• Work instructions:
Provide only the number of lines where "content" occurs.

• Data excerpts:
^^^^^^^^

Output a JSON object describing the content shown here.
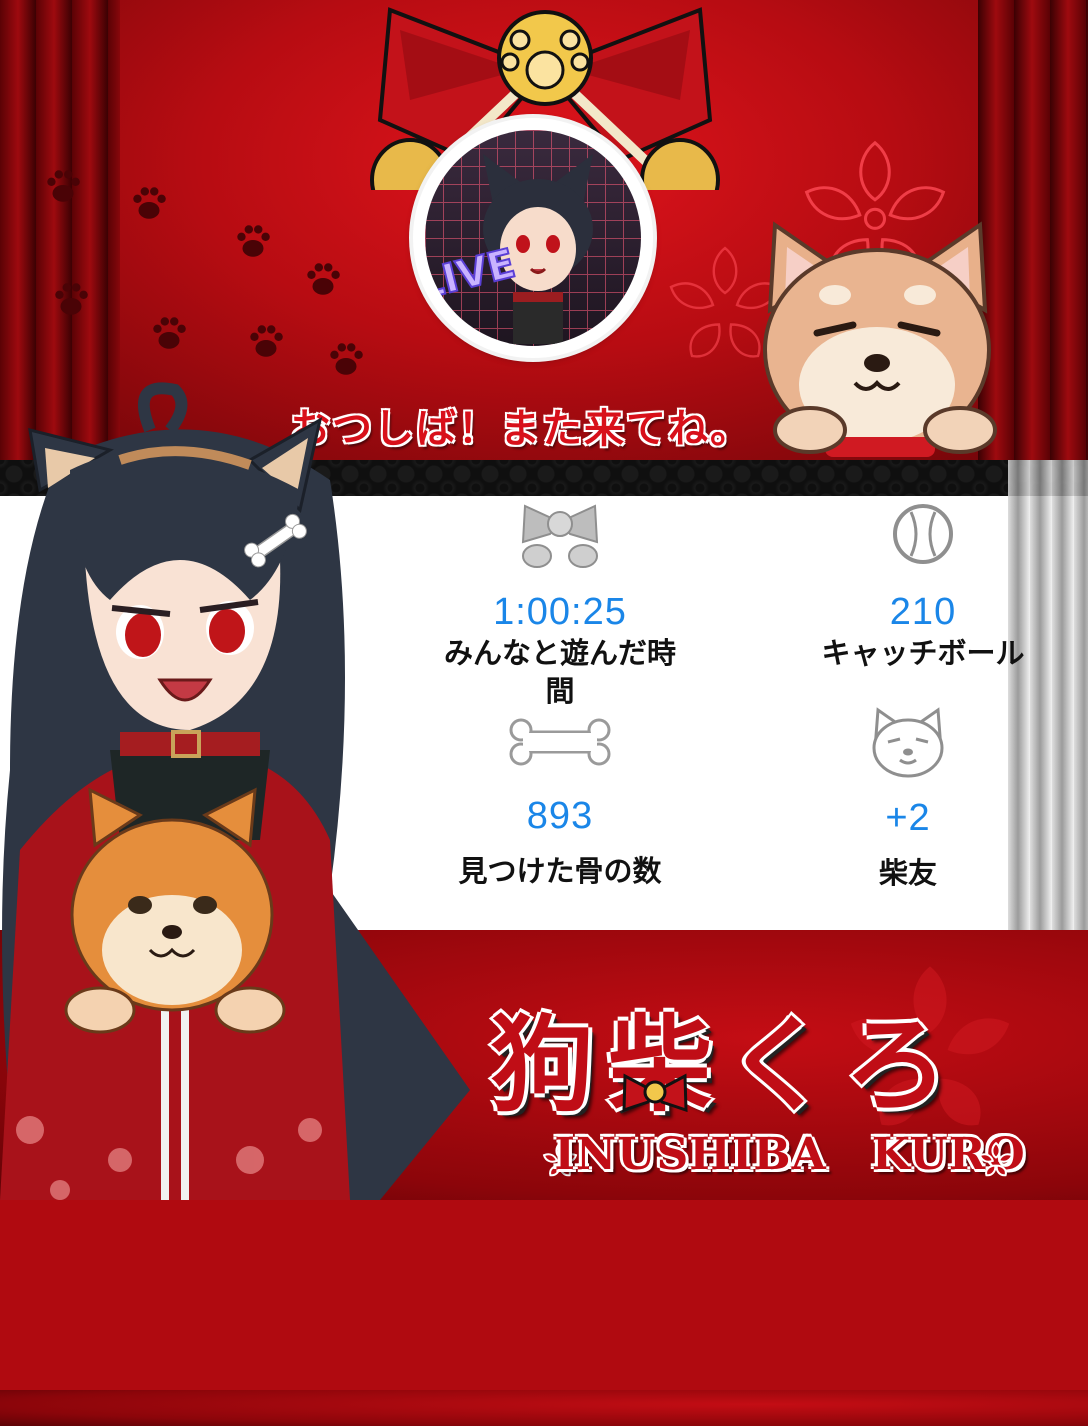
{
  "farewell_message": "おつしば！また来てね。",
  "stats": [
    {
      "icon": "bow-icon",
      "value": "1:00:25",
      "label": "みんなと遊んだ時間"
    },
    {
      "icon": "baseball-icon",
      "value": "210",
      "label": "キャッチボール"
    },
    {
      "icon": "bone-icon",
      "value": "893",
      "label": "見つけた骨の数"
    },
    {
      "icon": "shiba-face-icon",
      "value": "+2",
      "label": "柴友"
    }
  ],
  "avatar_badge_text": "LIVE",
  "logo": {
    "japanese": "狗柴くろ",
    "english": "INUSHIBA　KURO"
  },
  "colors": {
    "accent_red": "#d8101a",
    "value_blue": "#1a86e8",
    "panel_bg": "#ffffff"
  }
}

^^^^^^^^

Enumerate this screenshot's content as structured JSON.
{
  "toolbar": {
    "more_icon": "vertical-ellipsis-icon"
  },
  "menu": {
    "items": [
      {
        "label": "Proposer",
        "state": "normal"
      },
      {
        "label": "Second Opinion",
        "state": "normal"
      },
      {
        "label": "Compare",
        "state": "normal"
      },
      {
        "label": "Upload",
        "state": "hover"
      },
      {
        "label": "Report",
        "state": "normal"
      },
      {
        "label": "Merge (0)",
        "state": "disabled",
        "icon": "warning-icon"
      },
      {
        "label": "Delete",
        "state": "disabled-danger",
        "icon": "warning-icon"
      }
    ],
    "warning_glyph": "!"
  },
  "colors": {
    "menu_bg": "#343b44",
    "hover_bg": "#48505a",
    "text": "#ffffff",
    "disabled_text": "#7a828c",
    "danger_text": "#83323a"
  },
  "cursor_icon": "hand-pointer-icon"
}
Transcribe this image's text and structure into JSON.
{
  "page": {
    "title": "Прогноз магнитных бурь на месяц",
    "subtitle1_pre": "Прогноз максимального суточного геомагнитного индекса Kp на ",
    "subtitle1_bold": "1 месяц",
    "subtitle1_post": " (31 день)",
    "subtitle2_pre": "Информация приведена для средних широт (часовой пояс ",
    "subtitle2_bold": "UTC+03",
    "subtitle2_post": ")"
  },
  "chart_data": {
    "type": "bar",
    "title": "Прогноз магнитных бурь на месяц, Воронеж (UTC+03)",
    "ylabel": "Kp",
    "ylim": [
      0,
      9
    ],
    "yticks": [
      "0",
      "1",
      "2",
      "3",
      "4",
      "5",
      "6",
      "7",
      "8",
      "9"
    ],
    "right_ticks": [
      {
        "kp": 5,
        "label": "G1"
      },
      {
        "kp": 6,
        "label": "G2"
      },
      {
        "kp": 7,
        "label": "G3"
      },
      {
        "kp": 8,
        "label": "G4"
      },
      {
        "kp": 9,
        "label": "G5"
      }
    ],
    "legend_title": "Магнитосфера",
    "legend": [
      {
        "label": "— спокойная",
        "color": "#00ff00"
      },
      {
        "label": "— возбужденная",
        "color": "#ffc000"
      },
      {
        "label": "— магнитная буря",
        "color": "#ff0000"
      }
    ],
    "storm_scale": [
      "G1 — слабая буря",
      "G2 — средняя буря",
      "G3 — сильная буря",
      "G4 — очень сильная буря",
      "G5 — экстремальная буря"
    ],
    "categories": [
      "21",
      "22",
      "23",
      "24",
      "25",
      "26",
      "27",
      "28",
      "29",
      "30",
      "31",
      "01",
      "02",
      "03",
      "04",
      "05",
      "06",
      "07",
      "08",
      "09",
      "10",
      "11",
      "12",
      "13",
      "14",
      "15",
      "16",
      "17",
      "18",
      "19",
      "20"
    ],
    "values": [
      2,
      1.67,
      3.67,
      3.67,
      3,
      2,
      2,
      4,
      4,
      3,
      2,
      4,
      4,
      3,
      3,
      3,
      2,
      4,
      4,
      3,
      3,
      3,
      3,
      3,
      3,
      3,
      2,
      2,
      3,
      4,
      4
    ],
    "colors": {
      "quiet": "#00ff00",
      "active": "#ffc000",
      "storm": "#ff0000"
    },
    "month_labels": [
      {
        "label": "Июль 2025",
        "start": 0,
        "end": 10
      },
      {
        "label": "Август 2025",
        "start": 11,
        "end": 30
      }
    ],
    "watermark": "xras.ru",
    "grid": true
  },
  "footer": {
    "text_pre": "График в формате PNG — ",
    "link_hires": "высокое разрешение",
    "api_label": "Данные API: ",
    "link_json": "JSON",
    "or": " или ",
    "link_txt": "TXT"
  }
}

^^^^^^^^

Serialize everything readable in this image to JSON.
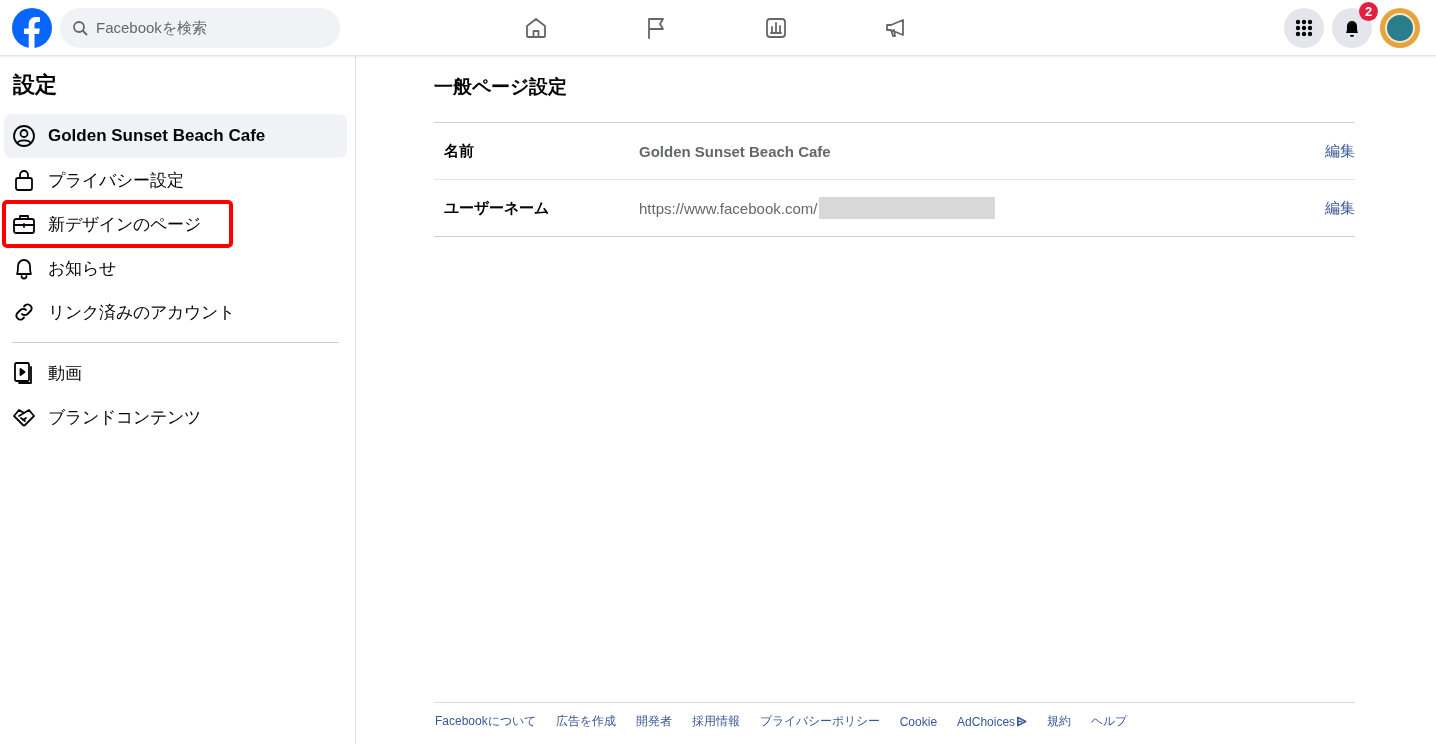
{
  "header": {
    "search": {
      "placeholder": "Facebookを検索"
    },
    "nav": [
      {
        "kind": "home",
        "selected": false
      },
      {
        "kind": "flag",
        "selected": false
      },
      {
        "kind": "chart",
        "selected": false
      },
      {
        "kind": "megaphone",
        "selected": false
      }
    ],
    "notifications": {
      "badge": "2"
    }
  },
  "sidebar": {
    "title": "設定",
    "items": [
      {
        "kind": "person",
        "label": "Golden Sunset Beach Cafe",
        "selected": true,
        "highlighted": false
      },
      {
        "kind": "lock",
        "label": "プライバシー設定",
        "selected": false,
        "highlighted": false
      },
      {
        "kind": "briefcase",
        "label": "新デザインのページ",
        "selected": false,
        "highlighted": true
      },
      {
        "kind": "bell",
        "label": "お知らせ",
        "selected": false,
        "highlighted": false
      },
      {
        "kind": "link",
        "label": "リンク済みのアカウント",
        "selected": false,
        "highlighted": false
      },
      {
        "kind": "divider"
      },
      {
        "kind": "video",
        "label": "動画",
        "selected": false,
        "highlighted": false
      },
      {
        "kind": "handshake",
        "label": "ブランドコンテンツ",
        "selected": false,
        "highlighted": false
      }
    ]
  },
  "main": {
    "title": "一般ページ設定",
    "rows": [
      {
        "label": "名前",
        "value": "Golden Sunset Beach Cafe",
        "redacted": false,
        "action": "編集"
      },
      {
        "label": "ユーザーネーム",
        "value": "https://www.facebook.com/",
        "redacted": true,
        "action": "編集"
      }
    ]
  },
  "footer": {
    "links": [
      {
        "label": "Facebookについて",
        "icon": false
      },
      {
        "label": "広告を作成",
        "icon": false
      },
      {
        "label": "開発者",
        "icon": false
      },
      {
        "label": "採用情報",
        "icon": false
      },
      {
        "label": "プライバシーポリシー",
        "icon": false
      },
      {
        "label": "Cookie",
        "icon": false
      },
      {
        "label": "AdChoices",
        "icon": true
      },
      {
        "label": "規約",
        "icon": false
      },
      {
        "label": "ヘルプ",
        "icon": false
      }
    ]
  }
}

^^^^^^^^

• Exercise output:
2